* INPUT MATERIAL *
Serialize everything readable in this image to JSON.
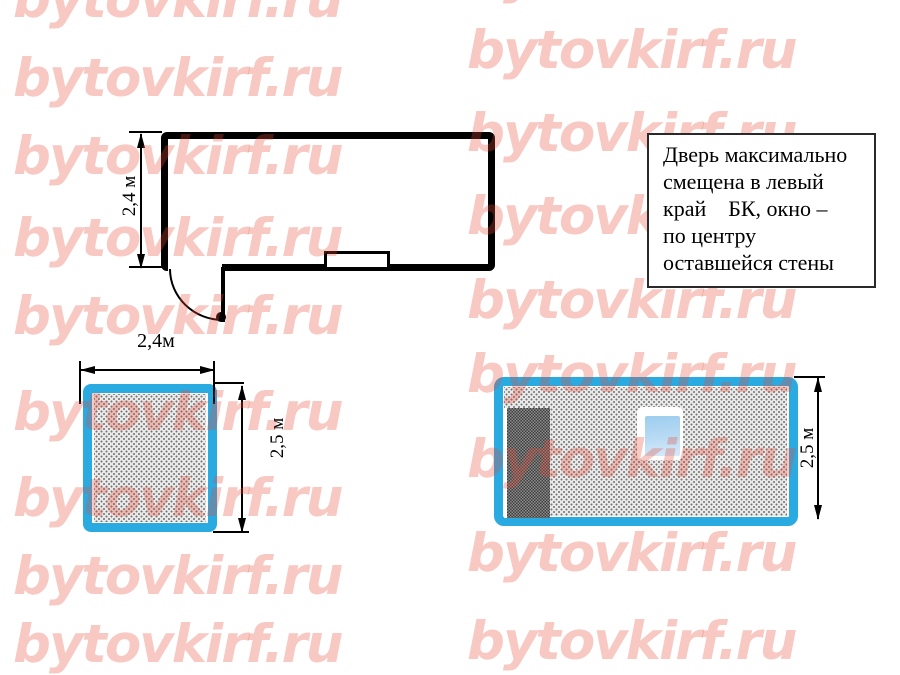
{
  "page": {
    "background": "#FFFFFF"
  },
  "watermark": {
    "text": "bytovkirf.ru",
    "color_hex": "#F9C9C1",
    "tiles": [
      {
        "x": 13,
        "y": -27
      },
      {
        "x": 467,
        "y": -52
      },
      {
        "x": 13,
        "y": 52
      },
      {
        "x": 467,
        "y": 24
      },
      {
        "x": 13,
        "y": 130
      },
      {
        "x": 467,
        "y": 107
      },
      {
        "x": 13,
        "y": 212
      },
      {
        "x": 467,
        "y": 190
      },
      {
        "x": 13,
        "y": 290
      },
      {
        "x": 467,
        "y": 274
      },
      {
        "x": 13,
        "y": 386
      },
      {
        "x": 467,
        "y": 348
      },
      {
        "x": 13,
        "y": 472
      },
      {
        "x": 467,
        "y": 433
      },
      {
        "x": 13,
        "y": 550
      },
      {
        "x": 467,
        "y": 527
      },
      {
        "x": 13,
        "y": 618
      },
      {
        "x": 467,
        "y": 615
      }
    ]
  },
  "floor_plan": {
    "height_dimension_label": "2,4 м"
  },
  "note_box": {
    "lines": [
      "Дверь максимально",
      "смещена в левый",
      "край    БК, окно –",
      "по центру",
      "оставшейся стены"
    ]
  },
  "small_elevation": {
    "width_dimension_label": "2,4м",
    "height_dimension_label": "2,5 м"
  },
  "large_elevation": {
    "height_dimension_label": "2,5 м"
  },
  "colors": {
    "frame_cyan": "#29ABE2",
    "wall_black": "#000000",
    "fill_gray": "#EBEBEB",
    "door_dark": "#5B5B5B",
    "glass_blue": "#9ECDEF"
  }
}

==

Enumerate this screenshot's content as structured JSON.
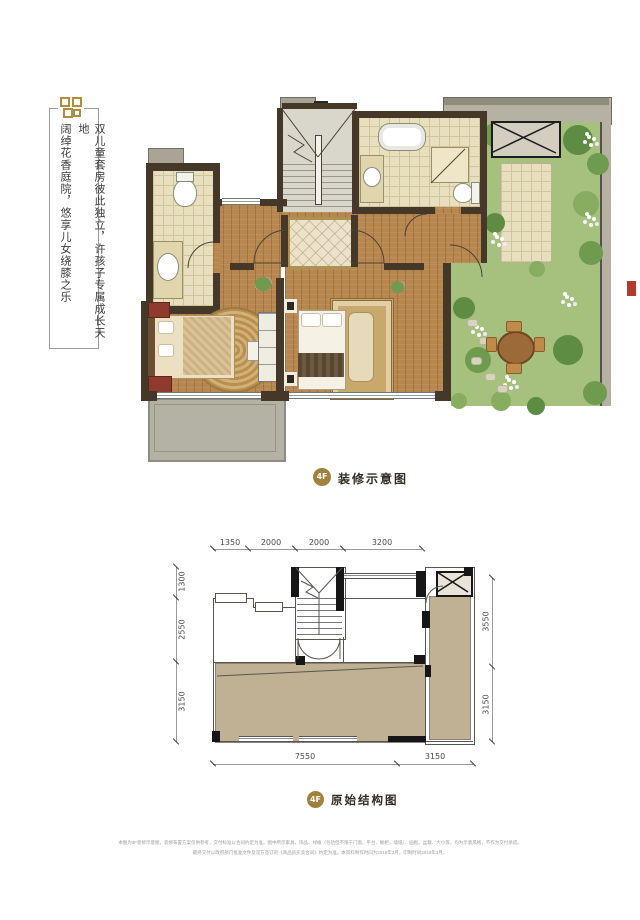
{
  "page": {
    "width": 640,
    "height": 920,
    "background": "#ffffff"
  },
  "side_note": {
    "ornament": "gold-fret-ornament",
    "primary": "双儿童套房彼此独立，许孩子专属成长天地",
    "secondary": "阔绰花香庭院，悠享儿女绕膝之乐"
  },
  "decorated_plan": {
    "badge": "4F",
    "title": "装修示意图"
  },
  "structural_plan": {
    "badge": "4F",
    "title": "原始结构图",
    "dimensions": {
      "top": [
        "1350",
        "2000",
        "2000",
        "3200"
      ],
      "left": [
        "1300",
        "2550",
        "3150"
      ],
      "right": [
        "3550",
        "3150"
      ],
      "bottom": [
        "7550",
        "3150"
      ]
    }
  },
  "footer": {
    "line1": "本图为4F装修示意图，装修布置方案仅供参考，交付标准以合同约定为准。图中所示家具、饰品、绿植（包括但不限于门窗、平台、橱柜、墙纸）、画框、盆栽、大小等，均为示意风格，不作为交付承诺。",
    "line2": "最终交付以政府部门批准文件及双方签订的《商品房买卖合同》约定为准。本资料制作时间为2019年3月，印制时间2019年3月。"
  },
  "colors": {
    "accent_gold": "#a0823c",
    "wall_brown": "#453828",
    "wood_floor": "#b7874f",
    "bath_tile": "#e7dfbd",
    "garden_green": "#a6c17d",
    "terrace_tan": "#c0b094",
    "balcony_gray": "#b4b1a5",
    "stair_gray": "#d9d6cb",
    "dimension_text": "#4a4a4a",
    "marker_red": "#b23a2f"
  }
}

* SHORT PROBLEM *
Where a line in the entries holds "JSON", copy that line.

* TASK RESULT *
Serialize everything readable in this image to JSON.
Enumerate this screenshot's content as structured JSON.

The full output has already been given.